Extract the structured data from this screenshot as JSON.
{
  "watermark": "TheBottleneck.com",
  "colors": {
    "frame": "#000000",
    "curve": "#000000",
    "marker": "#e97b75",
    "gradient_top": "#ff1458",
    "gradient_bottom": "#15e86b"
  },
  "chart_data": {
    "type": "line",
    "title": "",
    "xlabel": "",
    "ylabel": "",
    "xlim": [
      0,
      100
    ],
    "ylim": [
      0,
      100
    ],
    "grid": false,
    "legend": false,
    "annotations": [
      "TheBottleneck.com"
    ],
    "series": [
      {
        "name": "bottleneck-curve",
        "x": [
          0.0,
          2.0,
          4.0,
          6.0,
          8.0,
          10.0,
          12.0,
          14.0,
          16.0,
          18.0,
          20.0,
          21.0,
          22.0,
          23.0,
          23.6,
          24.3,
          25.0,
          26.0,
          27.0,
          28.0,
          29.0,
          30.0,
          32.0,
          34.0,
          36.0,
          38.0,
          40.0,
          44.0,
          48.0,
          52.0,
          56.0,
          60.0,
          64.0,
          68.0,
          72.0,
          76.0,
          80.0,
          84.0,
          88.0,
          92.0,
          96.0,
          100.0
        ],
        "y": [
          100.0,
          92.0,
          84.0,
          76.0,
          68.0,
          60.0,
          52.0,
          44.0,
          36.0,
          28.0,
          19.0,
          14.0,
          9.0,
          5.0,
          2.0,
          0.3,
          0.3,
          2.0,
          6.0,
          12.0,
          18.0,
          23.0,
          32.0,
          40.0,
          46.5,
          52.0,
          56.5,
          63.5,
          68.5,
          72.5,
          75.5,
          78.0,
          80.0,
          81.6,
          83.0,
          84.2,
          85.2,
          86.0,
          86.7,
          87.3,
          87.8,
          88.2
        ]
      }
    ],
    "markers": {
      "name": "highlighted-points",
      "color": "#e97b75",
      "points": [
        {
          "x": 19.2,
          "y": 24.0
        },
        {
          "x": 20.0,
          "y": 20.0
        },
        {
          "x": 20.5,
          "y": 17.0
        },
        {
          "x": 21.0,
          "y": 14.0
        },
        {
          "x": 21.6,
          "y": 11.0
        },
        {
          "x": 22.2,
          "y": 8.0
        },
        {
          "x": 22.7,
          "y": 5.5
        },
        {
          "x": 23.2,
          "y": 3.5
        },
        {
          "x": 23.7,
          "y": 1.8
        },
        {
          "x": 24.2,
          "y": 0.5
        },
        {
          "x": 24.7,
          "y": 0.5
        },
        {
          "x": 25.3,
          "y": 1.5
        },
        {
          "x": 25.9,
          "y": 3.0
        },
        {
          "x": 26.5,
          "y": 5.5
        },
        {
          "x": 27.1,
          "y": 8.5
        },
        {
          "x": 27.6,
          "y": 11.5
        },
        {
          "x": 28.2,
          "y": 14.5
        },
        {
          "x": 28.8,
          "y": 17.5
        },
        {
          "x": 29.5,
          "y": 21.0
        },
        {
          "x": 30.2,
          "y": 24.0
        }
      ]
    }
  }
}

-- -- --

Set down all of the records shown above once more, exactly.

Extract the structured data from this screenshot as JSON.
{
  "watermark": "TheBottleneck.com",
  "colors": {
    "frame": "#000000",
    "curve": "#000000",
    "marker": "#e97b75",
    "gradient_top": "#ff1458",
    "gradient_bottom": "#15e86b"
  },
  "chart_data": {
    "type": "line",
    "title": "",
    "xlabel": "",
    "ylabel": "",
    "xlim": [
      0,
      100
    ],
    "ylim": [
      0,
      100
    ],
    "grid": false,
    "legend": false,
    "annotations": [
      "TheBottleneck.com"
    ],
    "series": [
      {
        "name": "bottleneck-curve",
        "x": [
          0.0,
          2.0,
          4.0,
          6.0,
          8.0,
          10.0,
          12.0,
          14.0,
          16.0,
          18.0,
          20.0,
          21.0,
          22.0,
          23.0,
          23.6,
          24.3,
          25.0,
          26.0,
          27.0,
          28.0,
          29.0,
          30.0,
          32.0,
          34.0,
          36.0,
          38.0,
          40.0,
          44.0,
          48.0,
          52.0,
          56.0,
          60.0,
          64.0,
          68.0,
          72.0,
          76.0,
          80.0,
          84.0,
          88.0,
          92.0,
          96.0,
          100.0
        ],
        "y": [
          100.0,
          92.0,
          84.0,
          76.0,
          68.0,
          60.0,
          52.0,
          44.0,
          36.0,
          28.0,
          19.0,
          14.0,
          9.0,
          5.0,
          2.0,
          0.3,
          0.3,
          2.0,
          6.0,
          12.0,
          18.0,
          23.0,
          32.0,
          40.0,
          46.5,
          52.0,
          56.5,
          63.5,
          68.5,
          72.5,
          75.5,
          78.0,
          80.0,
          81.6,
          83.0,
          84.2,
          85.2,
          86.0,
          86.7,
          87.3,
          87.8,
          88.2
        ]
      }
    ],
    "markers": {
      "name": "highlighted-points",
      "color": "#e97b75",
      "points": [
        {
          "x": 19.2,
          "y": 24.0
        },
        {
          "x": 20.0,
          "y": 20.0
        },
        {
          "x": 20.5,
          "y": 17.0
        },
        {
          "x": 21.0,
          "y": 14.0
        },
        {
          "x": 21.6,
          "y": 11.0
        },
        {
          "x": 22.2,
          "y": 8.0
        },
        {
          "x": 22.7,
          "y": 5.5
        },
        {
          "x": 23.2,
          "y": 3.5
        },
        {
          "x": 23.7,
          "y": 1.8
        },
        {
          "x": 24.2,
          "y": 0.5
        },
        {
          "x": 24.7,
          "y": 0.5
        },
        {
          "x": 25.3,
          "y": 1.5
        },
        {
          "x": 25.9,
          "y": 3.0
        },
        {
          "x": 26.5,
          "y": 5.5
        },
        {
          "x": 27.1,
          "y": 8.5
        },
        {
          "x": 27.6,
          "y": 11.5
        },
        {
          "x": 28.2,
          "y": 14.5
        },
        {
          "x": 28.8,
          "y": 17.5
        },
        {
          "x": 29.5,
          "y": 21.0
        },
        {
          "x": 30.2,
          "y": 24.0
        }
      ]
    }
  }
}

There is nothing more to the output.